_Задание:_ Процитируйте дословно все строки ниже, не включая в ответ изображения.

_Исходные данные:_
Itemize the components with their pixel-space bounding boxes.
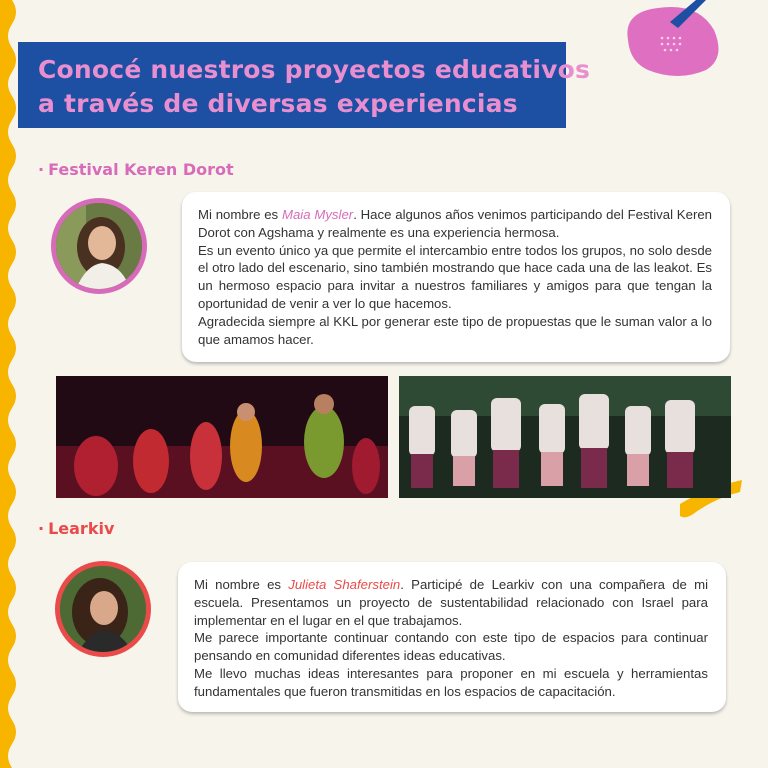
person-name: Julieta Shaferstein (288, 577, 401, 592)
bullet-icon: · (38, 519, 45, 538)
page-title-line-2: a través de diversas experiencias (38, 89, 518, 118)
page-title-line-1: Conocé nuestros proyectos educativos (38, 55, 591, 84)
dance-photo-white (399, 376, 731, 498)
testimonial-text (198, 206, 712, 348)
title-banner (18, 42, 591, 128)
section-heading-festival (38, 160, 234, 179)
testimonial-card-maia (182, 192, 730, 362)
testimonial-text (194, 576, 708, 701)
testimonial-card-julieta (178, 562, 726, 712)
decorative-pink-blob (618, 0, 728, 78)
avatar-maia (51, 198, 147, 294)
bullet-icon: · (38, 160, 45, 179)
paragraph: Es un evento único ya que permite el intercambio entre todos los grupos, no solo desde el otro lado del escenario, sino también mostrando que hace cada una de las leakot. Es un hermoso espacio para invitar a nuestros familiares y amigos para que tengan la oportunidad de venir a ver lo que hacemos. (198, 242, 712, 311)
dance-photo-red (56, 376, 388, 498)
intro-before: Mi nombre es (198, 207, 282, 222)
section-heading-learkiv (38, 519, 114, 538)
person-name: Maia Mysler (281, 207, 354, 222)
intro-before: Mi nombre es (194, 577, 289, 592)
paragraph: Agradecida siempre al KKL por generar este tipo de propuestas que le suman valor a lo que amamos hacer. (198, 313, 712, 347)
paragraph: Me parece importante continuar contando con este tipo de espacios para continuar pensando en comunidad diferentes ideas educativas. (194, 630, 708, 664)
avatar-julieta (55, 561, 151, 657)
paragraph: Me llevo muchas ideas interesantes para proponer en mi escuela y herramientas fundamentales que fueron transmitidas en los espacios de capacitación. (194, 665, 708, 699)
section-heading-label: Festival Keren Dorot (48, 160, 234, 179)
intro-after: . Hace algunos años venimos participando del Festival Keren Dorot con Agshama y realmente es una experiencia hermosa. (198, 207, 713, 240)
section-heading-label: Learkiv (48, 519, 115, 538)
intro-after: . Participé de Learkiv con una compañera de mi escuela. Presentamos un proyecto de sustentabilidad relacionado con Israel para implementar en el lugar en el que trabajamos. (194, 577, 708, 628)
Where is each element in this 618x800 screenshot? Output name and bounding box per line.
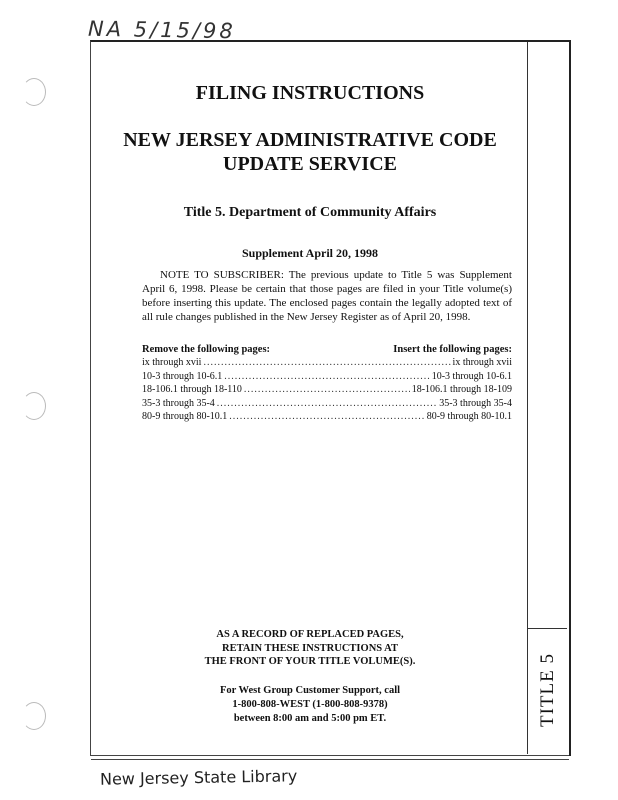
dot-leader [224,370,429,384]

_Результат:_
Itemize the components with their pixel-space bounding boxes.
person-name: Julieta Shaferstein (288, 577, 401, 592)
bullet-icon: · (38, 519, 45, 538)
page-title-line-2: a través de diversas experiencias (38, 89, 518, 118)
page-title-line-1: Conocé nuestros proyectos educativos (38, 55, 591, 84)
dance-photo-white (399, 376, 731, 498)
testimonial-text (198, 206, 712, 348)
title-banner (18, 42, 591, 128)
section-heading-festival (38, 160, 234, 179)
testimonial-card-maia (182, 192, 730, 362)
testimonial-text (194, 576, 708, 701)
testimonial-card-julieta (178, 562, 726, 712)
decorative-pink-blob (618, 0, 728, 78)
avatar-maia (51, 198, 147, 294)
bullet-icon: · (38, 160, 45, 179)
paragraph: Es un evento único ya que permite el intercambio entre todos los grupos, no solo desde el otro lado del escenario, sino también mostrando que hace cada una de las leakot. Es un hermoso espacio para invitar a nuestros familiares y amigos para que tengan la oportunidad de venir a ver lo que hacemos. (198, 242, 712, 311)
dance-photo-red (56, 376, 388, 498)
intro-before: Mi nombre es (198, 207, 282, 222)
section-heading-learkiv (38, 519, 114, 538)
person-name: Maia Mysler (281, 207, 354, 222)
intro-before: Mi nombre es (194, 577, 289, 592)
paragraph: Agradecida siempre al KKL por generar este tipo de propuestas que le suman valor a lo que amamos hacer. (198, 313, 712, 347)
paragraph: Me parece importante continuar contando con este tipo de espacios para continuar pensando en comunidad diferentes ideas educativas. (194, 630, 708, 664)
avatar-julieta (55, 561, 151, 657)
paragraph: Me llevo muchas ideas interesantes para proponer en mi escuela y herramientas fundamentales que fueron transmitidas en los espacios de capacitación. (194, 665, 708, 699)
section-heading-label: Festival Keren Dorot (48, 160, 234, 179)
intro-after: . Hace algunos años venimos participando del Festival Keren Dorot con Agshama y realmente es una experiencia hermosa. (198, 207, 713, 240)
section-heading-label: Learkiv (48, 519, 115, 538)
intro-after: . Participé de Learkiv con una compañera de mi escuela. Presentamos un proyecto de sustentabilidad relacionado con Israel para implementar en el lugar en el que trabajamos. (194, 577, 708, 628)
Where is each element in this 618x800 screenshot? Output name and bounding box per line.
dot-leader [224,370,429,384]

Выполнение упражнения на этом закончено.